■ **WHAT IS REQUIRED**:
Write out the material again word for word, dropping any images it holds.

-----

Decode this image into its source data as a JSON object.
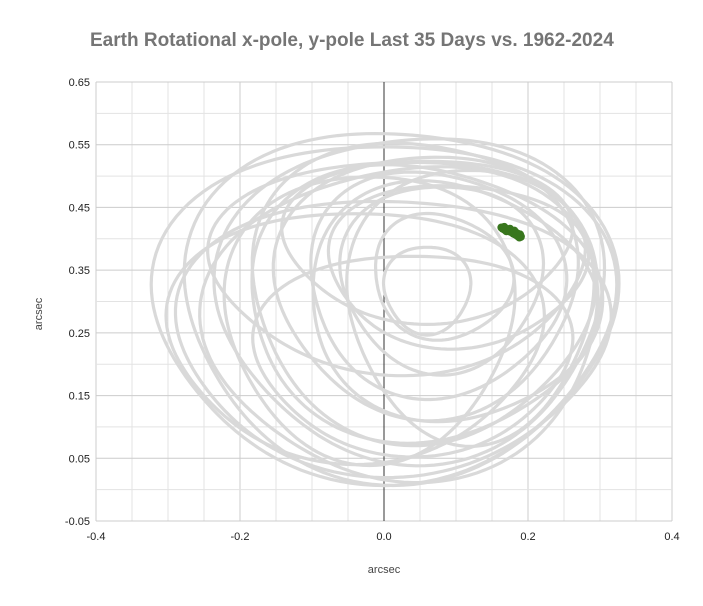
{
  "chart_data": {
    "type": "scatter",
    "title": "Earth Rotational x-pole, y-pole Last 35 Days vs. 1962-2024",
    "xlabel": "arcsec",
    "ylabel": "arcsec",
    "xlim": [
      -0.4,
      0.4
    ],
    "ylim": [
      -0.05,
      0.65
    ],
    "x_ticks": [
      "-0.4",
      "-0.2",
      "0.0",
      "0.2",
      "0.4"
    ],
    "y_ticks": [
      "-0.05",
      "0.05",
      "0.15",
      "0.25",
      "0.35",
      "0.45",
      "0.55",
      "0.65"
    ],
    "grid": true,
    "legend": "none",
    "series": [
      {
        "color": "#d9d9d9",
        "loops": [
          {
            "cx": 0.0,
            "cy": 0.29,
            "rx": 0.32,
            "ry": 0.27,
            "tilt": 0.0
          },
          {
            "cx": 0.02,
            "cy": 0.3,
            "rx": 0.3,
            "ry": 0.28,
            "tilt": 0.08
          },
          {
            "cx": 0.04,
            "cy": 0.31,
            "rx": 0.27,
            "ry": 0.26,
            "tilt": -0.1
          },
          {
            "cx": 0.05,
            "cy": 0.32,
            "rx": 0.24,
            "ry": 0.24,
            "tilt": 0.15
          },
          {
            "cx": 0.06,
            "cy": 0.33,
            "rx": 0.21,
            "ry": 0.21,
            "tilt": -0.05
          },
          {
            "cx": 0.07,
            "cy": 0.33,
            "rx": 0.18,
            "ry": 0.18,
            "tilt": 0.2
          },
          {
            "cx": 0.08,
            "cy": 0.34,
            "rx": 0.14,
            "ry": 0.15,
            "tilt": 0.0
          },
          {
            "cx": 0.08,
            "cy": 0.34,
            "rx": 0.1,
            "ry": 0.1,
            "tilt": 0.3
          },
          {
            "cx": 0.06,
            "cy": 0.32,
            "rx": 0.06,
            "ry": 0.07,
            "tilt": 0.0
          },
          {
            "cx": 0.05,
            "cy": 0.3,
            "rx": 0.25,
            "ry": 0.22,
            "tilt": 0.25
          },
          {
            "cx": 0.03,
            "cy": 0.27,
            "rx": 0.28,
            "ry": 0.25,
            "tilt": -0.2
          },
          {
            "cx": 0.01,
            "cy": 0.25,
            "rx": 0.3,
            "ry": 0.22,
            "tilt": 0.05
          },
          {
            "cx": 0.1,
            "cy": 0.36,
            "rx": 0.18,
            "ry": 0.13,
            "tilt": 0.1
          },
          {
            "cx": 0.02,
            "cy": 0.36,
            "rx": 0.26,
            "ry": 0.17,
            "tilt": -0.05
          },
          {
            "cx": -0.02,
            "cy": 0.28,
            "rx": 0.2,
            "ry": 0.23,
            "tilt": 0.0
          },
          {
            "cx": 0.09,
            "cy": 0.3,
            "rx": 0.21,
            "ry": 0.19,
            "tilt": 0.35
          },
          {
            "cx": 0.04,
            "cy": 0.22,
            "rx": 0.22,
            "ry": 0.16,
            "tilt": 0.0
          },
          {
            "cx": -0.04,
            "cy": 0.25,
            "rx": 0.26,
            "ry": 0.2,
            "tilt": 0.0
          },
          {
            "cx": 0.06,
            "cy": 0.4,
            "rx": 0.2,
            "ry": 0.13,
            "tilt": 0.0
          },
          {
            "cx": 0.12,
            "cy": 0.3,
            "rx": 0.17,
            "ry": 0.22,
            "tilt": 0.0
          }
        ]
      },
      {
        "color": "#38761d",
        "points": [
          {
            "x": 0.163,
            "y": 0.418
          },
          {
            "x": 0.166,
            "y": 0.417
          },
          {
            "x": 0.169,
            "y": 0.416
          },
          {
            "x": 0.171,
            "y": 0.415
          },
          {
            "x": 0.173,
            "y": 0.415
          },
          {
            "x": 0.175,
            "y": 0.414
          },
          {
            "x": 0.177,
            "y": 0.413
          },
          {
            "x": 0.179,
            "y": 0.412
          },
          {
            "x": 0.181,
            "y": 0.411
          },
          {
            "x": 0.183,
            "y": 0.41
          },
          {
            "x": 0.184,
            "y": 0.409
          },
          {
            "x": 0.186,
            "y": 0.408
          },
          {
            "x": 0.187,
            "y": 0.407
          },
          {
            "x": 0.188,
            "y": 0.406
          },
          {
            "x": 0.189,
            "y": 0.405
          },
          {
            "x": 0.19,
            "y": 0.404
          },
          {
            "x": 0.19,
            "y": 0.403
          },
          {
            "x": 0.178,
            "y": 0.41
          },
          {
            "x": 0.18,
            "y": 0.408
          },
          {
            "x": 0.176,
            "y": 0.411
          },
          {
            "x": 0.185,
            "y": 0.405
          },
          {
            "x": 0.172,
            "y": 0.413
          },
          {
            "x": 0.168,
            "y": 0.414
          },
          {
            "x": 0.165,
            "y": 0.416
          },
          {
            "x": 0.182,
            "y": 0.407
          },
          {
            "x": 0.174,
            "y": 0.412
          },
          {
            "x": 0.186,
            "y": 0.404
          },
          {
            "x": 0.17,
            "y": 0.412
          },
          {
            "x": 0.188,
            "y": 0.402
          },
          {
            "x": 0.179,
            "y": 0.409
          },
          {
            "x": 0.184,
            "y": 0.406
          },
          {
            "x": 0.167,
            "y": 0.419
          },
          {
            "x": 0.175,
            "y": 0.416
          },
          {
            "x": 0.181,
            "y": 0.413
          },
          {
            "x": 0.189,
            "y": 0.407
          }
        ]
      }
    ]
  }
}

-----

■ **TASK RESPONSE**:
Decode this image into its source data as a JSON object.
{
  "chart_data": {
    "type": "scatter",
    "title": "Earth Rotational x-pole, y-pole Last 35 Days vs. 1962-2024",
    "xlabel": "arcsec",
    "ylabel": "arcsec",
    "xlim": [
      -0.4,
      0.4
    ],
    "ylim": [
      -0.05,
      0.65
    ],
    "x_ticks": [
      "-0.4",
      "-0.2",
      "0.0",
      "0.2",
      "0.4"
    ],
    "y_ticks": [
      "-0.05",
      "0.05",
      "0.15",
      "0.25",
      "0.35",
      "0.45",
      "0.55",
      "0.65"
    ],
    "grid": true,
    "legend": "none",
    "series": [
      {
        "color": "#d9d9d9",
        "loops": [
          {
            "cx": 0.0,
            "cy": 0.29,
            "rx": 0.32,
            "ry": 0.27,
            "tilt": 0.0
          },
          {
            "cx": 0.02,
            "cy": 0.3,
            "rx": 0.3,
            "ry": 0.28,
            "tilt": 0.08
          },
          {
            "cx": 0.04,
            "cy": 0.31,
            "rx": 0.27,
            "ry": 0.26,
            "tilt": -0.1
          },
          {
            "cx": 0.05,
            "cy": 0.32,
            "rx": 0.24,
            "ry": 0.24,
            "tilt": 0.15
          },
          {
            "cx": 0.06,
            "cy": 0.33,
            "rx": 0.21,
            "ry": 0.21,
            "tilt": -0.05
          },
          {
            "cx": 0.07,
            "cy": 0.33,
            "rx": 0.18,
            "ry": 0.18,
            "tilt": 0.2
          },
          {
            "cx": 0.08,
            "cy": 0.34,
            "rx": 0.14,
            "ry": 0.15,
            "tilt": 0.0
          },
          {
            "cx": 0.08,
            "cy": 0.34,
            "rx": 0.1,
            "ry": 0.1,
            "tilt": 0.3
          },
          {
            "cx": 0.06,
            "cy": 0.32,
            "rx": 0.06,
            "ry": 0.07,
            "tilt": 0.0
          },
          {
            "cx": 0.05,
            "cy": 0.3,
            "rx": 0.25,
            "ry": 0.22,
            "tilt": 0.25
          },
          {
            "cx": 0.03,
            "cy": 0.27,
            "rx": 0.28,
            "ry": 0.25,
            "tilt": -0.2
          },
          {
            "cx": 0.01,
            "cy": 0.25,
            "rx": 0.3,
            "ry": 0.22,
            "tilt": 0.05
          },
          {
            "cx": 0.1,
            "cy": 0.36,
            "rx": 0.18,
            "ry": 0.13,
            "tilt": 0.1
          },
          {
            "cx": 0.02,
            "cy": 0.36,
            "rx": 0.26,
            "ry": 0.17,
            "tilt": -0.05
          },
          {
            "cx": -0.02,
            "cy": 0.28,
            "rx": 0.2,
            "ry": 0.23,
            "tilt": 0.0
          },
          {
            "cx": 0.09,
            "cy": 0.3,
            "rx": 0.21,
            "ry": 0.19,
            "tilt": 0.35
          },
          {
            "cx": 0.04,
            "cy": 0.22,
            "rx": 0.22,
            "ry": 0.16,
            "tilt": 0.0
          },
          {
            "cx": -0.04,
            "cy": 0.25,
            "rx": 0.26,
            "ry": 0.2,
            "tilt": 0.0
          },
          {
            "cx": 0.06,
            "cy": 0.4,
            "rx": 0.2,
            "ry": 0.13,
            "tilt": 0.0
          },
          {
            "cx": 0.12,
            "cy": 0.3,
            "rx": 0.17,
            "ry": 0.22,
            "tilt": 0.0
          }
        ]
      },
      {
        "color": "#38761d",
        "points": [
          {
            "x": 0.163,
            "y": 0.418
          },
          {
            "x": 0.166,
            "y": 0.417
          },
          {
            "x": 0.169,
            "y": 0.416
          },
          {
            "x": 0.171,
            "y": 0.415
          },
          {
            "x": 0.173,
            "y": 0.415
          },
          {
            "x": 0.175,
            "y": 0.414
          },
          {
            "x": 0.177,
            "y": 0.413
          },
          {
            "x": 0.179,
            "y": 0.412
          },
          {
            "x": 0.181,
            "y": 0.411
          },
          {
            "x": 0.183,
            "y": 0.41
          },
          {
            "x": 0.184,
            "y": 0.409
          },
          {
            "x": 0.186,
            "y": 0.408
          },
          {
            "x": 0.187,
            "y": 0.407
          },
          {
            "x": 0.188,
            "y": 0.406
          },
          {
            "x": 0.189,
            "y": 0.405
          },
          {
            "x": 0.19,
            "y": 0.404
          },
          {
            "x": 0.19,
            "y": 0.403
          },
          {
            "x": 0.178,
            "y": 0.41
          },
          {
            "x": 0.18,
            "y": 0.408
          },
          {
            "x": 0.176,
            "y": 0.411
          },
          {
            "x": 0.185,
            "y": 0.405
          },
          {
            "x": 0.172,
            "y": 0.413
          },
          {
            "x": 0.168,
            "y": 0.414
          },
          {
            "x": 0.165,
            "y": 0.416
          },
          {
            "x": 0.182,
            "y": 0.407
          },
          {
            "x": 0.174,
            "y": 0.412
          },
          {
            "x": 0.186,
            "y": 0.404
          },
          {
            "x": 0.17,
            "y": 0.412
          },
          {
            "x": 0.188,
            "y": 0.402
          },
          {
            "x": 0.179,
            "y": 0.409
          },
          {
            "x": 0.184,
            "y": 0.406
          },
          {
            "x": 0.167,
            "y": 0.419
          },
          {
            "x": 0.175,
            "y": 0.416
          },
          {
            "x": 0.181,
            "y": 0.413
          },
          {
            "x": 0.189,
            "y": 0.407
          }
        ]
      }
    ]
  }
}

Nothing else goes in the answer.